[Lines of data]
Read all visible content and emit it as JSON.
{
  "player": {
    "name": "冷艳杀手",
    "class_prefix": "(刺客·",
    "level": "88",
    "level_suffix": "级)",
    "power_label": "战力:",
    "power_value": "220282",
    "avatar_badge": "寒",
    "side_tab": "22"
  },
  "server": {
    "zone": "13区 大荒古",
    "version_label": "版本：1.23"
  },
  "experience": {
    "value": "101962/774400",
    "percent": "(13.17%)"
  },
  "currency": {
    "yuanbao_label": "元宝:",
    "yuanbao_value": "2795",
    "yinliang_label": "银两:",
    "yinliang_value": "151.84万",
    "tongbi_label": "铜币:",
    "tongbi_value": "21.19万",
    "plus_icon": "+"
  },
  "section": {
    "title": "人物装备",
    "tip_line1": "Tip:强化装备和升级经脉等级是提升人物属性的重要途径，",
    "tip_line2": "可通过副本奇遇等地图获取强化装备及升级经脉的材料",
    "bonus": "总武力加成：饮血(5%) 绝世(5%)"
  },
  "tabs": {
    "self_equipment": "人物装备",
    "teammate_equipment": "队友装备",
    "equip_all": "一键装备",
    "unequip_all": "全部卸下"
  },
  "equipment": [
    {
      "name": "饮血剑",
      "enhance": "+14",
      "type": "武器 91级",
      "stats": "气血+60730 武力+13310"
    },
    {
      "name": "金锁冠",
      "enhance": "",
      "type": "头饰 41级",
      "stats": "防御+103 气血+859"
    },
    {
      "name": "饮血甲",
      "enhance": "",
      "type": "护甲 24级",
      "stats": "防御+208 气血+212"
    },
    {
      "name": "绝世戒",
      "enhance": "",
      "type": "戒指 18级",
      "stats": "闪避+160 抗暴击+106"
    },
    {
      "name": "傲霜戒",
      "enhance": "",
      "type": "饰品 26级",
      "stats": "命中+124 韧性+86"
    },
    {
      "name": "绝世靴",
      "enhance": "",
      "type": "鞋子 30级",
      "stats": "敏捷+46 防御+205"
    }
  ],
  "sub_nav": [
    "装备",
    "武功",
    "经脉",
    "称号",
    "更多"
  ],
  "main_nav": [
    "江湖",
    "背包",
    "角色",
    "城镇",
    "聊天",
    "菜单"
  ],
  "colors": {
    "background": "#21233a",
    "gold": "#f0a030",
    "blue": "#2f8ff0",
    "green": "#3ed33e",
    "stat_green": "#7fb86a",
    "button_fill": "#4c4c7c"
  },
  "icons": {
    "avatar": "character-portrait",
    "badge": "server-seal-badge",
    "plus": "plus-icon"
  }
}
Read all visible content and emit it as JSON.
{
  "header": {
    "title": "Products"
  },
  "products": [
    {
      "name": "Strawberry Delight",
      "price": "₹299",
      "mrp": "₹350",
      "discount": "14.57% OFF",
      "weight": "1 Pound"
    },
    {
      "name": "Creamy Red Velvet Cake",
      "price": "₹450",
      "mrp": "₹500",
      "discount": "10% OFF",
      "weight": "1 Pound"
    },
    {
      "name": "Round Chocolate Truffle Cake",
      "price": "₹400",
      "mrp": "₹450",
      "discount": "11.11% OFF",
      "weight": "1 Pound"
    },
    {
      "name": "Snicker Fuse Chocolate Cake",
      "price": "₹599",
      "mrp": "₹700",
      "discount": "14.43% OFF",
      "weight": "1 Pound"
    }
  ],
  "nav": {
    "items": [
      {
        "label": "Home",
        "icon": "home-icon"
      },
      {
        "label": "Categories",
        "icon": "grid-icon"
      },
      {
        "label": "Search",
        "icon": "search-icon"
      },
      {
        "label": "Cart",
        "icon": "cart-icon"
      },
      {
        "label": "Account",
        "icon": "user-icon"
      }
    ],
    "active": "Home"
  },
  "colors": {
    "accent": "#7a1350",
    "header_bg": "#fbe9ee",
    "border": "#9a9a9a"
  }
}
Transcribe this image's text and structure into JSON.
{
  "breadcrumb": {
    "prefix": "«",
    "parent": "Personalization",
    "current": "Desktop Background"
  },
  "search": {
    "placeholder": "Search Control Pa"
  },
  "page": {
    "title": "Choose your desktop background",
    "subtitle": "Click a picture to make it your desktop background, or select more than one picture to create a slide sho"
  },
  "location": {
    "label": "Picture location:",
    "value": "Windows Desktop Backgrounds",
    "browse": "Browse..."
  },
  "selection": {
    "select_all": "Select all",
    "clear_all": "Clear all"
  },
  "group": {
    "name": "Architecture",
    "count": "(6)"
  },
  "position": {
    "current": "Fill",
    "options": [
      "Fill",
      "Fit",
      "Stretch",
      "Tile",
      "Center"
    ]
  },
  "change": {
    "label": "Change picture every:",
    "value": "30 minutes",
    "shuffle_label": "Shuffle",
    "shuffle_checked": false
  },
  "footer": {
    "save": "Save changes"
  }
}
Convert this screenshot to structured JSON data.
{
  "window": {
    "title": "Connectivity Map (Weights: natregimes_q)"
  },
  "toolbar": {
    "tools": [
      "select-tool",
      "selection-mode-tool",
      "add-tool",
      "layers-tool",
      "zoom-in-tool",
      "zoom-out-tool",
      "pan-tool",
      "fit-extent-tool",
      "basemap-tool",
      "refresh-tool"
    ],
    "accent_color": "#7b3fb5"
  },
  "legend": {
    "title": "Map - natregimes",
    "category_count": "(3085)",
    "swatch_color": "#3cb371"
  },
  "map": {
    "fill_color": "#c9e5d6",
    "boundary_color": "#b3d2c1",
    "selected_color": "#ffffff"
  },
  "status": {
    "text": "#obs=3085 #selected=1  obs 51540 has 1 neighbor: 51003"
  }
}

— WRITTEN REQUEST —
Pick out all the lines with the word "name" in them and copy them.

— PROBLEM SOLUTION —
    "name": "冷艳杀手",
      "name": "饮血剑",
      "name": "金锁冠",
      "name": "饮血甲",
      "name": "绝世戒",
      "name": "傲霜戒",
      "name": "绝世靴",
      "name": "Strawberry Delight",
      "name": "Creamy Red Velvet Cake",
      "name": "Round Chocolate Truffle Cake",
      "name": "Snicker Fuse Chocolate Cake",
    "name": "Architecture",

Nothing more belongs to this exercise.